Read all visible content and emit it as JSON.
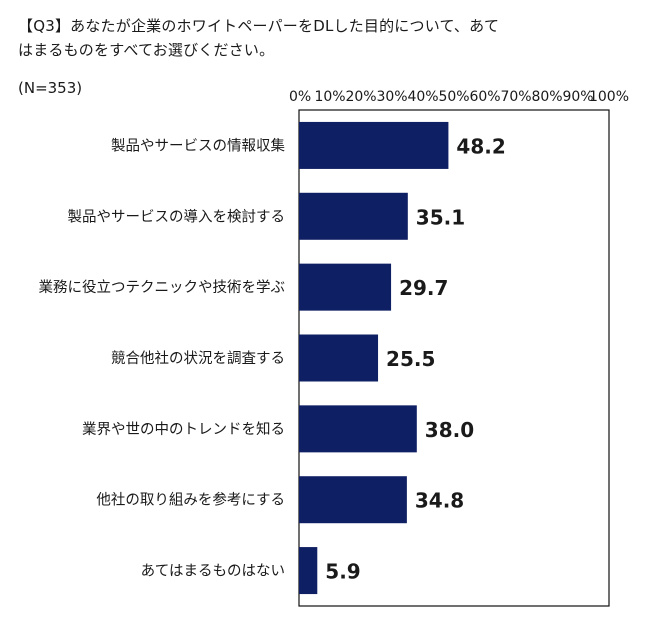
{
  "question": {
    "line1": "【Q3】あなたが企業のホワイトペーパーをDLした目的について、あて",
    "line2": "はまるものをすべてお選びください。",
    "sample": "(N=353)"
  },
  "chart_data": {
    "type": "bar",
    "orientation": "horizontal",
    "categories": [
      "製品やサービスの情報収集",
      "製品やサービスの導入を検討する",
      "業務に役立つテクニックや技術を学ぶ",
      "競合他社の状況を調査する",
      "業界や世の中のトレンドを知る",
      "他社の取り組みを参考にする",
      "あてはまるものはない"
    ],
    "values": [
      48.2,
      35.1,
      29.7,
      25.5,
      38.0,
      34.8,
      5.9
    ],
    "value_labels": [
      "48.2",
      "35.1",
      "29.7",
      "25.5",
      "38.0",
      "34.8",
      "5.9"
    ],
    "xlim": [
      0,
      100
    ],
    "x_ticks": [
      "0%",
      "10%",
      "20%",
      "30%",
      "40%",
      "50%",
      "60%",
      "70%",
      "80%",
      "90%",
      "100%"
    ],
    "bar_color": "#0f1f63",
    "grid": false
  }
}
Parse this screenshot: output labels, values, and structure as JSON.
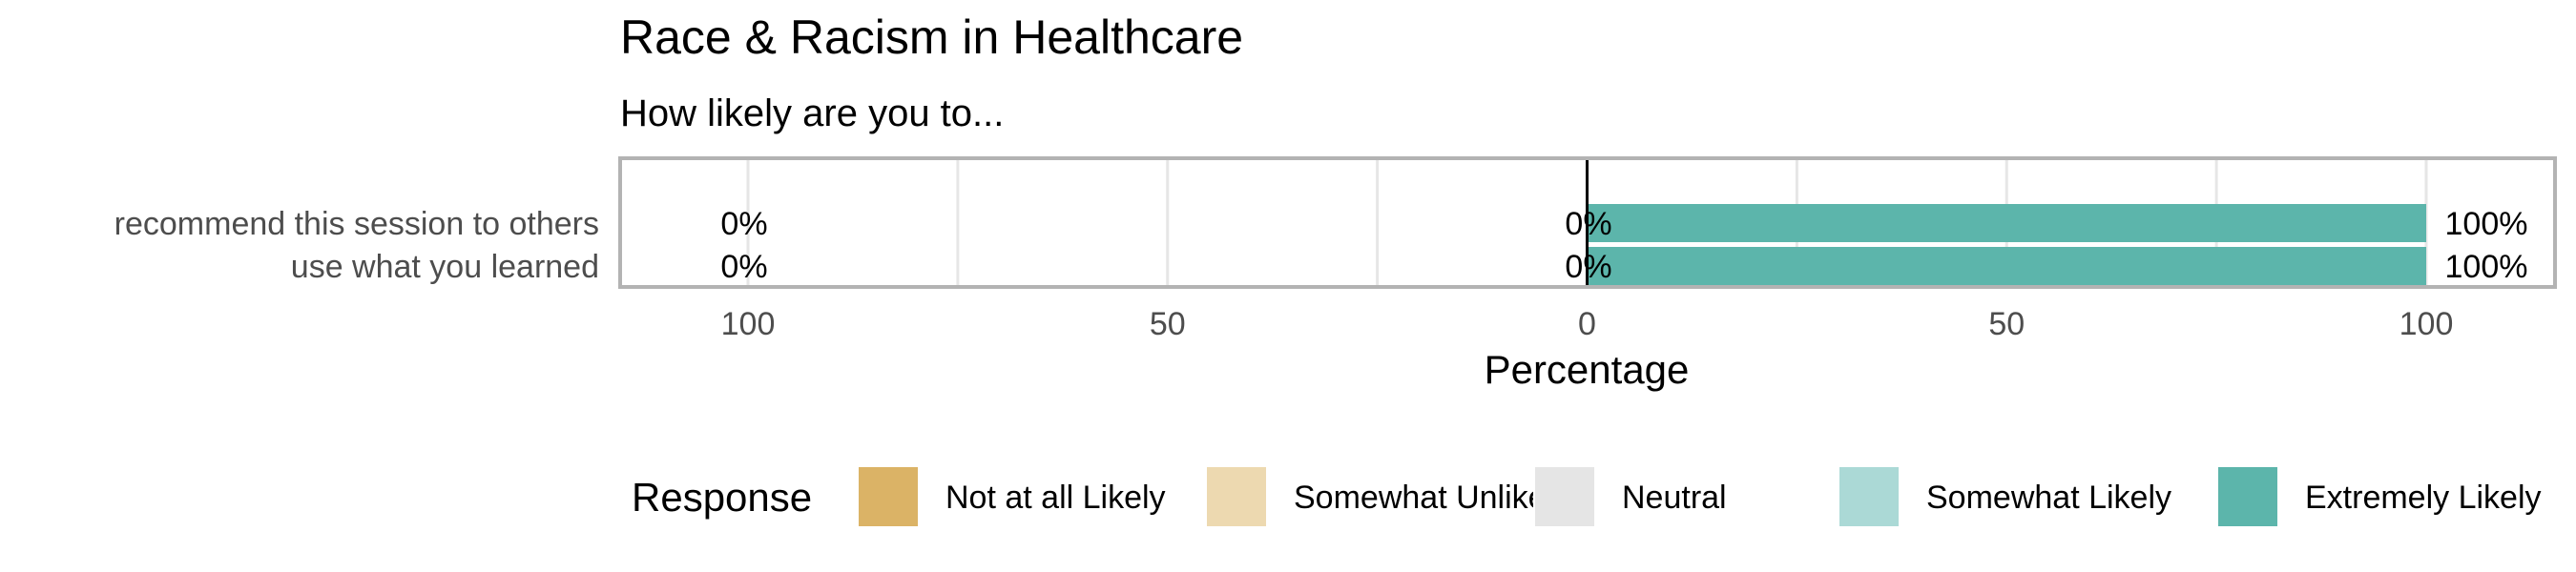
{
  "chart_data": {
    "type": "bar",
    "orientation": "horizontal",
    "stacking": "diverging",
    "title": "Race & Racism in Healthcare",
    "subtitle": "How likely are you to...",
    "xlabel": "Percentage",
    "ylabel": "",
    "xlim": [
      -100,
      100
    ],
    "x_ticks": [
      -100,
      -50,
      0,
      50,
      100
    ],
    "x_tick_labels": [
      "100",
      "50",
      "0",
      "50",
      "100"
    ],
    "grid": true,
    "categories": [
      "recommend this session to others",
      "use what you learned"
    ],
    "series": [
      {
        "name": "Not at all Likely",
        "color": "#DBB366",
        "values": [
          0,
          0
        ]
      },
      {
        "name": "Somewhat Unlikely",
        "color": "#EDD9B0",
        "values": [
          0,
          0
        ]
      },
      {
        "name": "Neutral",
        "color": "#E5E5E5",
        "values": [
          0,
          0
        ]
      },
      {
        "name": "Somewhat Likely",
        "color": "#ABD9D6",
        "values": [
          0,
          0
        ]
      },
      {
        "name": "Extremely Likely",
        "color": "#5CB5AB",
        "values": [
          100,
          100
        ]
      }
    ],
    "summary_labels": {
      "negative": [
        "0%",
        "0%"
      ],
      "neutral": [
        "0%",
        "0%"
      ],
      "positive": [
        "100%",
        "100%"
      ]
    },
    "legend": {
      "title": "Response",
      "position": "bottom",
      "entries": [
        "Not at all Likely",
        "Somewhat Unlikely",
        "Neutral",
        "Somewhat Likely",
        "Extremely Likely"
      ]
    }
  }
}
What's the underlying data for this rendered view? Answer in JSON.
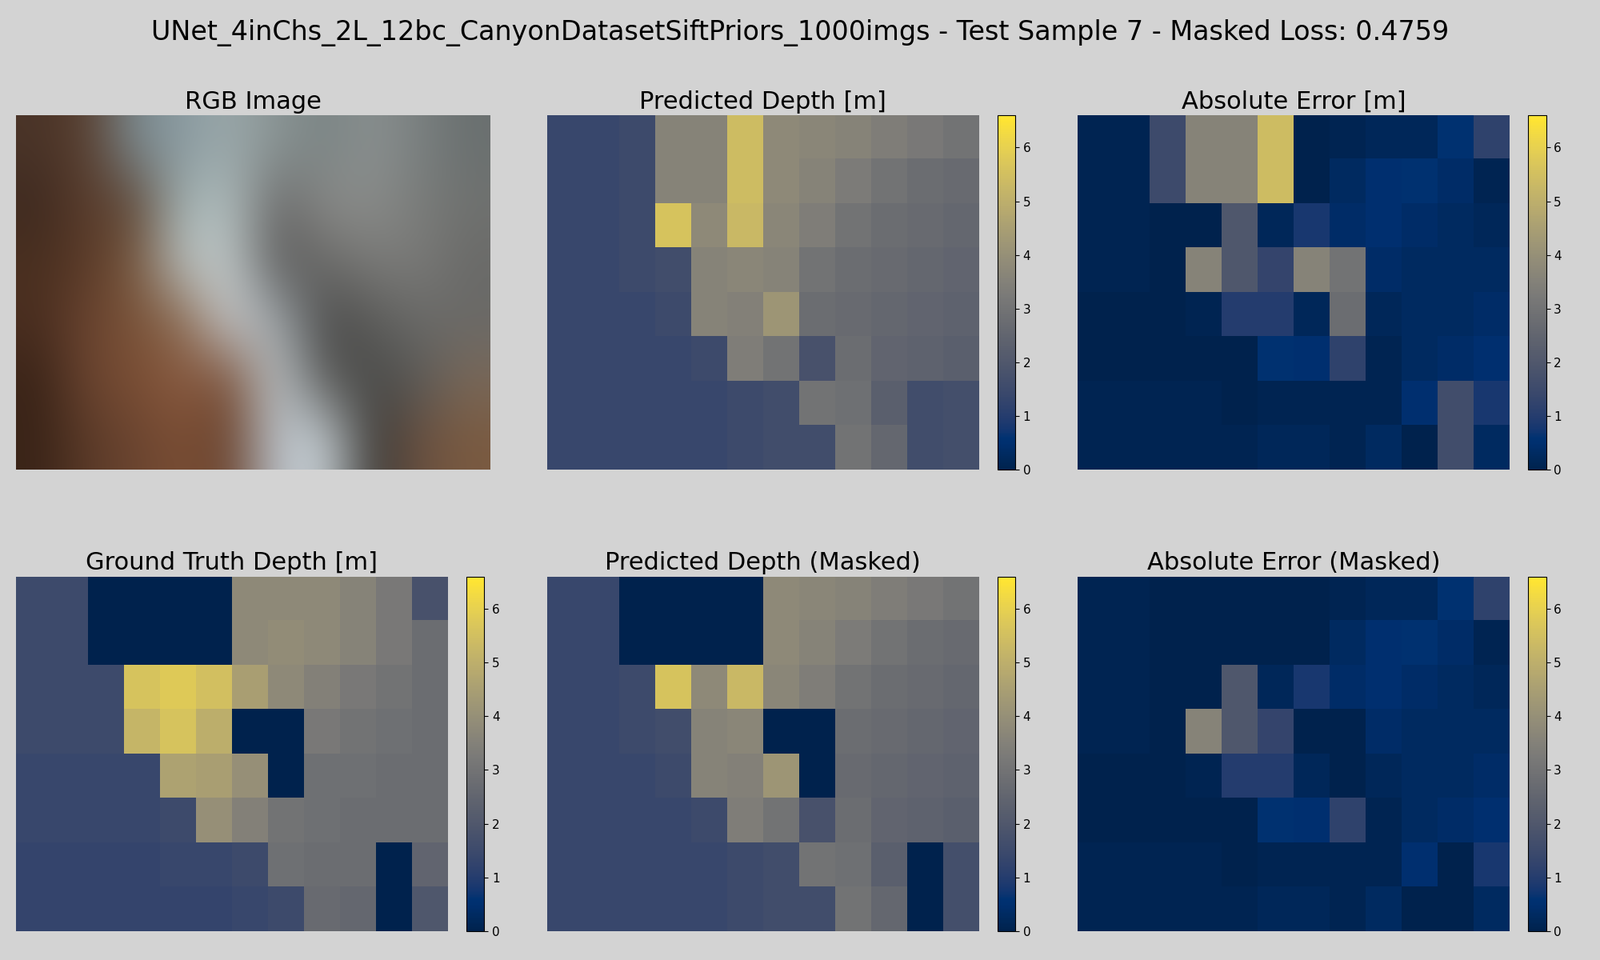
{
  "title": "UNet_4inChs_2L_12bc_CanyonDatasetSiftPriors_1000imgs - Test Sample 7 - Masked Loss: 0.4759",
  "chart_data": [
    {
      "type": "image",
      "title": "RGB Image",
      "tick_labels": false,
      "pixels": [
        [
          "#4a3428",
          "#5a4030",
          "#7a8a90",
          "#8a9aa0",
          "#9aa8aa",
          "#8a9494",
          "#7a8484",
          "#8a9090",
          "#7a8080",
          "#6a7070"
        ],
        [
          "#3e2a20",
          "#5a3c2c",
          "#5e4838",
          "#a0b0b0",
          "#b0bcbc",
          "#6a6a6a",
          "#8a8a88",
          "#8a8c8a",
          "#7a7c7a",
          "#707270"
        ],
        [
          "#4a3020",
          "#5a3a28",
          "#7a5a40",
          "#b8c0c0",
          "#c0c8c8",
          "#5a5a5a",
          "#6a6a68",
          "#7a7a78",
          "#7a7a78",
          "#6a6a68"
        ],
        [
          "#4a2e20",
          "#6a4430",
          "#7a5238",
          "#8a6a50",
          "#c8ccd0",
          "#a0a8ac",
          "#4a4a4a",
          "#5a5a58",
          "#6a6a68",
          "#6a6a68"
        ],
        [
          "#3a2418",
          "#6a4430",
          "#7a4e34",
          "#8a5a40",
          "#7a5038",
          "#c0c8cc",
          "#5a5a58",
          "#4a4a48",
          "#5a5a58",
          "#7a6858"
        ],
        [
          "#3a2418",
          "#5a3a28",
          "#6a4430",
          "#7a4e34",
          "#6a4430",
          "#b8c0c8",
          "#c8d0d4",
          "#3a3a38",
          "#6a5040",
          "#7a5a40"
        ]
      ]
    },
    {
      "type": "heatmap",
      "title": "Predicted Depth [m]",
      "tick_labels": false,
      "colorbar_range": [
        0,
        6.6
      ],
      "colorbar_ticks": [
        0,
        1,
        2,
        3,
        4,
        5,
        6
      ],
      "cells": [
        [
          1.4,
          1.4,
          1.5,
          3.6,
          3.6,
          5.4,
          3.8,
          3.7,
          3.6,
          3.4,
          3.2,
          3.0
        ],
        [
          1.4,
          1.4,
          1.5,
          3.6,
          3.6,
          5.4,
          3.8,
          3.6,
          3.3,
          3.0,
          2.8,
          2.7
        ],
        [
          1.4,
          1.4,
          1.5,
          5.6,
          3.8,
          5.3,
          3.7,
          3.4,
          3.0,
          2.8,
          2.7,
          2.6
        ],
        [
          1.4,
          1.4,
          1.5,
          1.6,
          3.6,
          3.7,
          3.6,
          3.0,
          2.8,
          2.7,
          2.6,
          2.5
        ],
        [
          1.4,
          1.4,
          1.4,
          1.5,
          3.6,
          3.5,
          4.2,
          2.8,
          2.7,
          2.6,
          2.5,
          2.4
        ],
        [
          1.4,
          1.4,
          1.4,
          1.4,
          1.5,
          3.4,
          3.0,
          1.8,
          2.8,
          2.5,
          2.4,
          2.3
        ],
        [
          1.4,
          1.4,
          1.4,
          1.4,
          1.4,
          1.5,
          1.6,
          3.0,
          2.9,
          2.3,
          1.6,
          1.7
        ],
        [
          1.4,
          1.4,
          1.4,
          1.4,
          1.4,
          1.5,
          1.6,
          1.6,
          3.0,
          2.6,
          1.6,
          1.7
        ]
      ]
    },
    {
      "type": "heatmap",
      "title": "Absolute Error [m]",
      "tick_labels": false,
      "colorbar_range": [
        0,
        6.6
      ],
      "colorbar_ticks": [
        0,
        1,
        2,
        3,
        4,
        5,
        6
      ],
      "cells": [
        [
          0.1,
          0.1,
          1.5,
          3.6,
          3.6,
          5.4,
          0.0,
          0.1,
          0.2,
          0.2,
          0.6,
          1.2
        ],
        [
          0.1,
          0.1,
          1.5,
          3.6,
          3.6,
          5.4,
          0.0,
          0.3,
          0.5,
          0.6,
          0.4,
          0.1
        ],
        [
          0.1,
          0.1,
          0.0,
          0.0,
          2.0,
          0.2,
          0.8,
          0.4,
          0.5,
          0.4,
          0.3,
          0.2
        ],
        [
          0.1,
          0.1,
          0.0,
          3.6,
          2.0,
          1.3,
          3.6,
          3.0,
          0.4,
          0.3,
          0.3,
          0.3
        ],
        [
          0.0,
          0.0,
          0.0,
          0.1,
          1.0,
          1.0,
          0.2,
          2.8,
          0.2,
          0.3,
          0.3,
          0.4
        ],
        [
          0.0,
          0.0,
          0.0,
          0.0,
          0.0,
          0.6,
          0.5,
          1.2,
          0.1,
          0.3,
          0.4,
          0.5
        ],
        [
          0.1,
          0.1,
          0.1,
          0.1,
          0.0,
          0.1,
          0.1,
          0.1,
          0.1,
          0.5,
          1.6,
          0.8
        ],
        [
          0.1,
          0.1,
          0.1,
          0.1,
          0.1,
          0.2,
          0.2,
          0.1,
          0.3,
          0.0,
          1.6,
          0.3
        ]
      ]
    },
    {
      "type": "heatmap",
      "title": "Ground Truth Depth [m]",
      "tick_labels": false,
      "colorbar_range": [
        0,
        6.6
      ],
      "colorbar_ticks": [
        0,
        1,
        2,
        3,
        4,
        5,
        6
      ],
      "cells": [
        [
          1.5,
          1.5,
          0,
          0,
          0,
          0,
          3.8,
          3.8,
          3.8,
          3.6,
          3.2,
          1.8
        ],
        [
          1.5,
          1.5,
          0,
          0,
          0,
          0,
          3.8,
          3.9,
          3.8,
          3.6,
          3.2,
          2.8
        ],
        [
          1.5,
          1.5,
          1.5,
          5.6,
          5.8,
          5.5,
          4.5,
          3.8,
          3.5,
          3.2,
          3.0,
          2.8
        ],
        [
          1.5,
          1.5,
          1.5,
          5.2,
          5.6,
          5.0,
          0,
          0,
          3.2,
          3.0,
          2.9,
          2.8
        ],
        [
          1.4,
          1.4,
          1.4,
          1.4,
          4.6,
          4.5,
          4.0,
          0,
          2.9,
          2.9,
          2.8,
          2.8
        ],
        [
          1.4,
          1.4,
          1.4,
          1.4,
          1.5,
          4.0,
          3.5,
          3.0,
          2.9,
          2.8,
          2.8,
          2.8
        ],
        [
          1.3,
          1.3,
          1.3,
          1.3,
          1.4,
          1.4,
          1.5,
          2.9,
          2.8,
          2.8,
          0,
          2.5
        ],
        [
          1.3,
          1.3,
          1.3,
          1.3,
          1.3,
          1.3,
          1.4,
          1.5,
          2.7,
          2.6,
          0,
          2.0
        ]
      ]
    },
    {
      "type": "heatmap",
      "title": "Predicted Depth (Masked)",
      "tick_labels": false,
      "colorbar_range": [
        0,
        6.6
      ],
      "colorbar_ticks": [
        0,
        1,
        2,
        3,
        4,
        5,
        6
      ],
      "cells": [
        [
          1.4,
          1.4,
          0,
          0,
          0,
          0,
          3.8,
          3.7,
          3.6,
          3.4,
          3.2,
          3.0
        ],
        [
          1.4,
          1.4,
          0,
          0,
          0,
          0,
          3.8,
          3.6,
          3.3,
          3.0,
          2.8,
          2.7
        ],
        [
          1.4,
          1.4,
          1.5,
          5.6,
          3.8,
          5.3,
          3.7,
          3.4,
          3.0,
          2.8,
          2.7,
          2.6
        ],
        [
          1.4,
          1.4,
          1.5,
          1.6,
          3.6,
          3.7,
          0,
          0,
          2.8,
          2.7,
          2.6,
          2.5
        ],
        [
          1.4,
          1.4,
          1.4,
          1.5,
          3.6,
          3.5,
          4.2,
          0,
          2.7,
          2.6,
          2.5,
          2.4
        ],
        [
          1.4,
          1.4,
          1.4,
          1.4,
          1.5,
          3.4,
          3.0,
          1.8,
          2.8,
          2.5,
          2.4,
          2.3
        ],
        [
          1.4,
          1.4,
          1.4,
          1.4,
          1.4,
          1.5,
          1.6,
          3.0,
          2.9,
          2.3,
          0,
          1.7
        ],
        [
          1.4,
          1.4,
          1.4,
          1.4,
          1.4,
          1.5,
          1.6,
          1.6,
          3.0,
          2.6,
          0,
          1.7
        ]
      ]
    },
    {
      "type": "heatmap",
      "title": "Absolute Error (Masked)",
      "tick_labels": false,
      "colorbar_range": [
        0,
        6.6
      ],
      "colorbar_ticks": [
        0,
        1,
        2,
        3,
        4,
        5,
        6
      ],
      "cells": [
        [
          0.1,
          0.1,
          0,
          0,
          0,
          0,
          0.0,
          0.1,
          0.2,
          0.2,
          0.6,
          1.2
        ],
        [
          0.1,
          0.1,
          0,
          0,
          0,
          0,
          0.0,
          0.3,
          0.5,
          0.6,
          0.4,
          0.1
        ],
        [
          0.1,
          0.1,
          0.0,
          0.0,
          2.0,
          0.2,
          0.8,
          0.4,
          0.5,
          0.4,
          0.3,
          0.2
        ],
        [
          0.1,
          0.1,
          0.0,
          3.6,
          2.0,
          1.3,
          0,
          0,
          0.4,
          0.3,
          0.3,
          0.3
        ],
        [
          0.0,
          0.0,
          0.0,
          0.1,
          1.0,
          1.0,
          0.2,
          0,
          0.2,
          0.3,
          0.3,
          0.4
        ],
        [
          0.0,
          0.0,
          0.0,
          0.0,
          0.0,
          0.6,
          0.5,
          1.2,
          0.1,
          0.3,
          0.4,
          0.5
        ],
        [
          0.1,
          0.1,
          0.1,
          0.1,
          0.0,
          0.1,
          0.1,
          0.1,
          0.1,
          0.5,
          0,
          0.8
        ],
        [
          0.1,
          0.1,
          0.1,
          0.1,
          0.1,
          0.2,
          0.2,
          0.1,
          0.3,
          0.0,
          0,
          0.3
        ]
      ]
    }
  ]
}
============================================================
[Exercise]: Read the lines above. Gather those in which the string "name" is found.

[Full answer]:
        "name": "Not at all Likely",
        "name": "Somewhat Unlikely",
        "name": "Neutral",
        "name": "Somewhat Likely",
        "name": "Extremely Likely",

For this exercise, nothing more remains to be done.